Where the word "Watkins" occurs in a line, return that line.
— START —
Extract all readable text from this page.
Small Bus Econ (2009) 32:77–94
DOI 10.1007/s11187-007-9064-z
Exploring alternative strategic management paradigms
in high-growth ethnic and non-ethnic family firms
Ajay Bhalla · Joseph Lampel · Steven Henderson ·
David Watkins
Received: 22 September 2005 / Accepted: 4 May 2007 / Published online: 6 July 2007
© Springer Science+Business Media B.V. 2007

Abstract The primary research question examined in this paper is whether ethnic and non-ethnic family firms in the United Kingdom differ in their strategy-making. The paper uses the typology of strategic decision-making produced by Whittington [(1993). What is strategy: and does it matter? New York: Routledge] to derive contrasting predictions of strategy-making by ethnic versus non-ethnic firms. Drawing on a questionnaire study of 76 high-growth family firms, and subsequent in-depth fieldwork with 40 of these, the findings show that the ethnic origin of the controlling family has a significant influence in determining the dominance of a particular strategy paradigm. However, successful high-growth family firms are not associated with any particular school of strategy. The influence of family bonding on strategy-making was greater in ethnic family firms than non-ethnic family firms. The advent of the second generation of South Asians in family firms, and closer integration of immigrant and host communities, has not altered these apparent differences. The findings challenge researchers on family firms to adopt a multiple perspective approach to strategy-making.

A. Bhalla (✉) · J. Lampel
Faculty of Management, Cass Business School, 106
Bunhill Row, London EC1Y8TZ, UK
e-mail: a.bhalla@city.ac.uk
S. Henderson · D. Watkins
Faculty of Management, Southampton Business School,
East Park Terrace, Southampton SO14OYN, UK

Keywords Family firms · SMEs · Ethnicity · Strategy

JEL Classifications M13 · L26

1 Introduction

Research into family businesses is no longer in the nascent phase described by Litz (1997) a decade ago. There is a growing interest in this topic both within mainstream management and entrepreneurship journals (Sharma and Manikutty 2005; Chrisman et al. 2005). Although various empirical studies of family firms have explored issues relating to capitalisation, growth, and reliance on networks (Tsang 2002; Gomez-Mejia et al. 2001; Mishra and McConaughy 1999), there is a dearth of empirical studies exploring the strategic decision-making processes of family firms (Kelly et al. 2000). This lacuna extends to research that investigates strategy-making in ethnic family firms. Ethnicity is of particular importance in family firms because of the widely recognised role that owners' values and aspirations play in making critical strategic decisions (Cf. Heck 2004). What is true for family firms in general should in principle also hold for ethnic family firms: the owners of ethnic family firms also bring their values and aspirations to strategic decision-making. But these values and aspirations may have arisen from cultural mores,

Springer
— END —
_Solution to this problem_
David Watkins
S. Henderson · D. Watkins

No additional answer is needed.